(Items from a dataset)
= = = =
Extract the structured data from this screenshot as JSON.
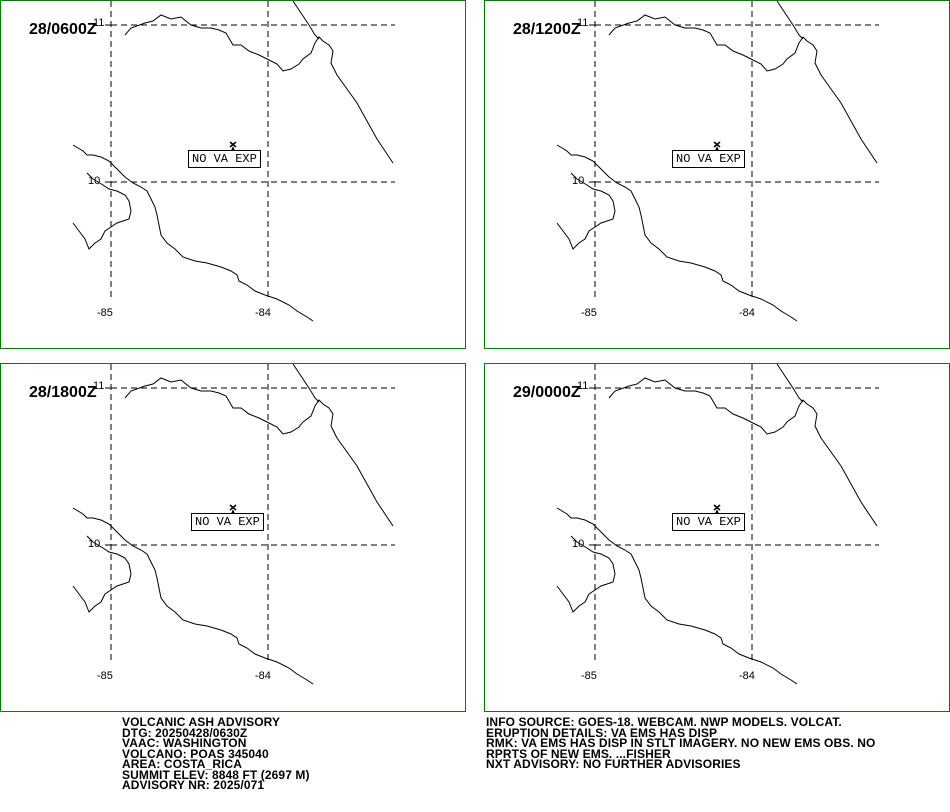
{
  "panels": [
    {
      "time": "28/0600Z",
      "status": "NO VA EXP"
    },
    {
      "time": "28/1200Z",
      "status": "NO VA EXP"
    },
    {
      "time": "28/1800Z",
      "status": "NO VA EXP"
    },
    {
      "time": "29/0000Z",
      "status": "NO VA EXP"
    }
  ],
  "axes": {
    "lat_labels": [
      "11",
      "10"
    ],
    "lon_labels": [
      "-85",
      "-84"
    ]
  },
  "volcano_icon": "volcano-symbol-icon",
  "colors": {
    "panel_border": "#008000",
    "map_lines": "#000000"
  },
  "advisory_left": [
    "VOLCANIC ASH ADVISORY",
    "DTG: 20250428/0630Z",
    "VAAC: WASHINGTON",
    "VOLCANO: POAS 345040",
    "AREA: COSTA_RICA",
    "SUMMIT ELEV: 8848 FT (2697 M)",
    "ADVISORY NR: 2025/071"
  ],
  "advisory_right": [
    "INFO SOURCE: GOES-18. WEBCAM. NWP MODELS. VOLCAT.",
    "ERUPTION DETAILS: VA EMS HAS DISP",
    "RMK: VA EMS HAS DISP IN STLT IMAGERY. NO NEW EMS OBS. NO",
    "RPRTS OF NEW EMS. ...FISHER",
    "NXT ADVISORY: NO FURTHER ADVISORIES"
  ]
}
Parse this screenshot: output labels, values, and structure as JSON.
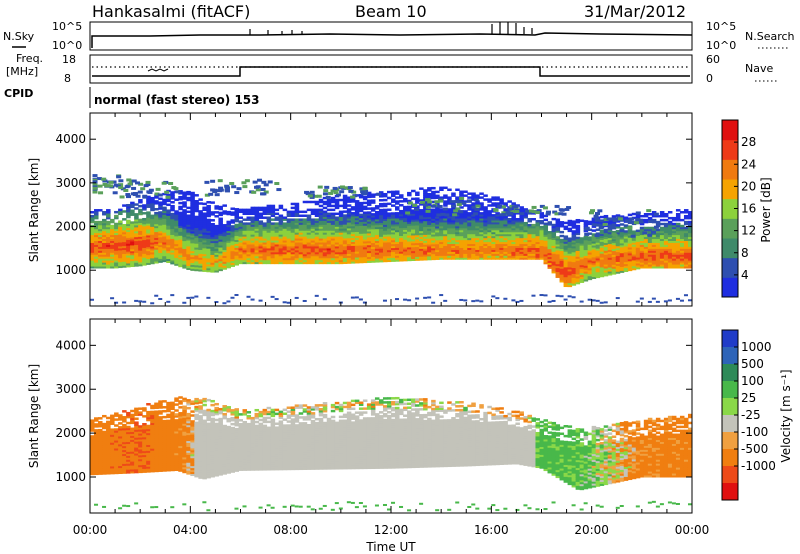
{
  "header": {
    "radar": "Hankasalmi (fitACF)",
    "beam": "Beam 10",
    "date": "31/Mar/2012"
  },
  "top_panels": {
    "nsky_label": "N.Sky",
    "nsky_ticks": [
      "10^5",
      "10^0"
    ],
    "nsearch_label": "N.Search",
    "nsearch_ticks": [
      "10^5",
      "10^0"
    ],
    "freq_label": "Freq.",
    "freq_unit": "[MHz]",
    "freq_ticks": [
      "18",
      "8"
    ],
    "nave_label": "Nave",
    "nave_ticks": [
      "60",
      "0"
    ],
    "cpid_label": "CPID",
    "cpid_text": "normal (fast stereo)  153"
  },
  "colors": {
    "power_scale": [
      "#1f2ee0",
      "#2e4fb0",
      "#3f8a6a",
      "#5aa05a",
      "#8cd13c",
      "#f5a300",
      "#f07a10",
      "#ee3a18",
      "#e01010"
    ],
    "velocity_scale": [
      "#203cc8",
      "#2e64b8",
      "#2e8a58",
      "#48b84a",
      "#8ad848",
      "#c3c3ba",
      "#f0a040",
      "#f07e10",
      "#ee4a18",
      "#e01010"
    ]
  },
  "chart_data": [
    {
      "type": "heatmap",
      "panel": "power",
      "xlabel": "Time UT",
      "ylabel": "Slant Range [km]",
      "x_ticks": [
        "00:00",
        "04:00",
        "08:00",
        "12:00",
        "16:00",
        "20:00",
        "00:00"
      ],
      "x_range_hours": [
        0,
        24
      ],
      "y_ticks": [
        1000,
        2000,
        3000,
        4000
      ],
      "y_range": [
        180,
        4600
      ],
      "colorbar_label": "Power [dB]",
      "colorbar_ticks": [
        4,
        8,
        12,
        16,
        20,
        24,
        28
      ],
      "colorbar_range": [
        0,
        32
      ],
      "echo_bands": [
        {
          "t": 0,
          "lo": 1050,
          "hi": 2400,
          "core": 1500,
          "power": 26
        },
        {
          "t": 1,
          "lo": 1050,
          "hi": 2400,
          "core": 1550,
          "power": 27
        },
        {
          "t": 2,
          "lo": 1100,
          "hi": 2600,
          "core": 1600,
          "power": 28
        },
        {
          "t": 3,
          "lo": 1200,
          "hi": 2800,
          "core": 1650,
          "power": 24
        },
        {
          "t": 4,
          "lo": 1000,
          "hi": 2800,
          "core": 1300,
          "power": 22
        },
        {
          "t": 5,
          "lo": 950,
          "hi": 2500,
          "core": 1150,
          "power": 20
        },
        {
          "t": 6,
          "lo": 1150,
          "hi": 2400,
          "core": 1450,
          "power": 24
        },
        {
          "t": 8,
          "lo": 1150,
          "hi": 2500,
          "core": 1450,
          "power": 26
        },
        {
          "t": 10,
          "lo": 1150,
          "hi": 2700,
          "core": 1450,
          "power": 26
        },
        {
          "t": 12,
          "lo": 1200,
          "hi": 2800,
          "core": 1450,
          "power": 25
        },
        {
          "t": 14,
          "lo": 1250,
          "hi": 2900,
          "core": 1450,
          "power": 24
        },
        {
          "t": 16,
          "lo": 1250,
          "hi": 2700,
          "core": 1450,
          "power": 24
        },
        {
          "t": 18,
          "lo": 1250,
          "hi": 2300,
          "core": 1400,
          "power": 26
        },
        {
          "t": 19,
          "lo": 600,
          "hi": 2100,
          "core": 900,
          "power": 28
        },
        {
          "t": 20,
          "lo": 800,
          "hi": 2200,
          "core": 1200,
          "power": 24
        },
        {
          "t": 22,
          "lo": 1050,
          "hi": 2300,
          "core": 1300,
          "power": 26
        },
        {
          "t": 24,
          "lo": 1050,
          "hi": 2400,
          "core": 1300,
          "power": 26
        }
      ],
      "upper_scatter": [
        {
          "t": 0.5,
          "lo": 2800,
          "hi": 3200
        },
        {
          "t": 2,
          "lo": 2700,
          "hi": 3100
        },
        {
          "t": 6,
          "lo": 2750,
          "hi": 3100
        },
        {
          "t": 10,
          "lo": 2700,
          "hi": 2950
        },
        {
          "t": 14,
          "lo": 2300,
          "hi": 2700
        },
        {
          "t": 17.5,
          "lo": 2300,
          "hi": 2500
        },
        {
          "t": 21,
          "lo": 1800,
          "hi": 2400
        }
      ]
    },
    {
      "type": "heatmap",
      "panel": "velocity",
      "xlabel": "Time UT",
      "ylabel": "Slant Range [km]",
      "x_ticks": [
        "00:00",
        "04:00",
        "08:00",
        "12:00",
        "16:00",
        "20:00",
        "00:00"
      ],
      "x_range_hours": [
        0,
        24
      ],
      "y_ticks": [
        1000,
        2000,
        3000,
        4000
      ],
      "y_range": [
        180,
        4600
      ],
      "colorbar_label": "Velocity [m s⁻¹]",
      "colorbar_ticks": [
        "1000",
        "500",
        "100",
        "25",
        "-25",
        "-100",
        "-500",
        "-1000"
      ],
      "echo_bands": [
        {
          "t": 0,
          "lo": 1050,
          "hi": 2300,
          "vel": -300
        },
        {
          "t": 2,
          "lo": 1100,
          "hi": 2600,
          "vel": -500
        },
        {
          "t": 3.5,
          "lo": 1150,
          "hi": 2800,
          "vel": -200
        },
        {
          "t": 4.5,
          "lo": 950,
          "hi": 2800,
          "vel": 0
        },
        {
          "t": 6,
          "lo": 1150,
          "hi": 2500,
          "vel": 0
        },
        {
          "t": 12,
          "lo": 1200,
          "hi": 2800,
          "vel": 0
        },
        {
          "t": 15,
          "lo": 1250,
          "hi": 2700,
          "vel": 0
        },
        {
          "t": 17,
          "lo": 1300,
          "hi": 2500,
          "vel": -150
        },
        {
          "t": 18,
          "lo": 1200,
          "hi": 2300,
          "vel": 200
        },
        {
          "t": 19.5,
          "lo": 700,
          "hi": 2100,
          "vel": 150
        },
        {
          "t": 22,
          "lo": 1000,
          "hi": 2300,
          "vel": -150
        },
        {
          "t": 24,
          "lo": 1000,
          "hi": 2400,
          "vel": -200
        }
      ]
    }
  ]
}
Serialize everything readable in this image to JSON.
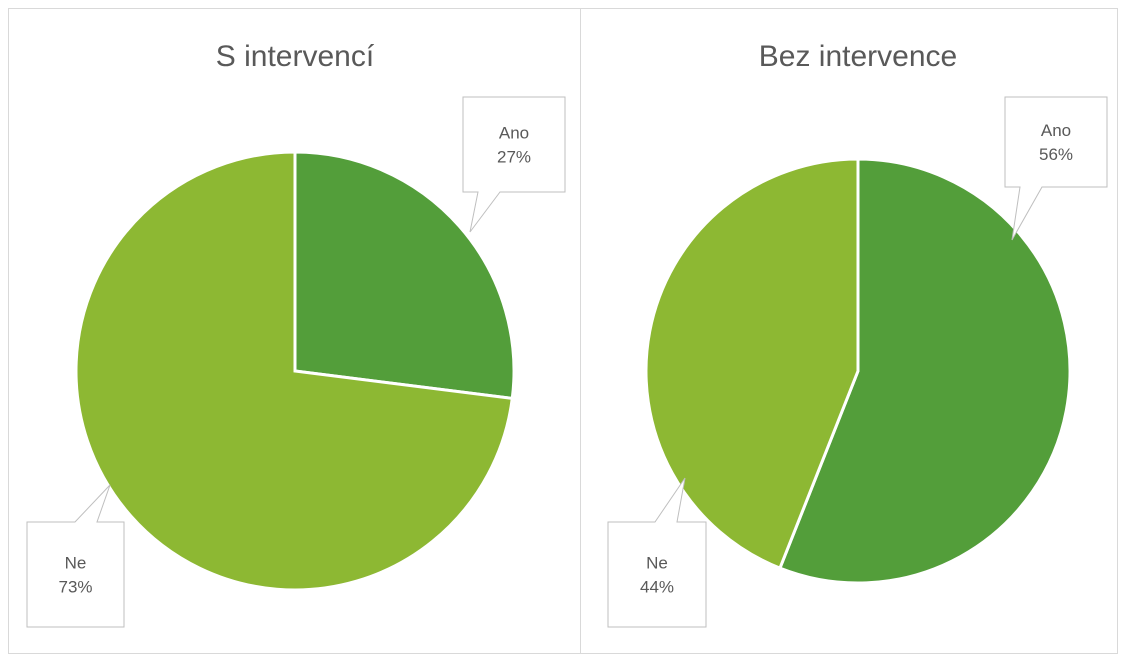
{
  "chart_data": [
    {
      "type": "pie",
      "title": "S intervencí",
      "categories": [
        "Ano",
        "Ne"
      ],
      "values": [
        27,
        73
      ],
      "value_labels": [
        "27%",
        "73%"
      ],
      "colors": [
        "#539e3a",
        "#8db833"
      ]
    },
    {
      "type": "pie",
      "title": "Bez intervence",
      "categories": [
        "Ano",
        "Ne"
      ],
      "values": [
        56,
        44
      ],
      "value_labels": [
        "56%",
        "44%"
      ],
      "colors": [
        "#539e3a",
        "#8db833"
      ]
    }
  ]
}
= = = =
Find the line with "Serialize everything readable" in the listing and extract it and all lines after it through the end, exactly, without the pictures.

* _ANSWER TO THE PROBLEM_:
Serialize everything readable in this image to JSON.
{
  "chart_data": [
    {
      "type": "pie",
      "title": "S intervencí",
      "categories": [
        "Ano",
        "Ne"
      ],
      "values": [
        27,
        73
      ],
      "value_labels": [
        "27%",
        "73%"
      ],
      "colors": [
        "#539e3a",
        "#8db833"
      ]
    },
    {
      "type": "pie",
      "title": "Bez intervence",
      "categories": [
        "Ano",
        "Ne"
      ],
      "values": [
        56,
        44
      ],
      "value_labels": [
        "56%",
        "44%"
      ],
      "colors": [
        "#539e3a",
        "#8db833"
      ]
    }
  ]
}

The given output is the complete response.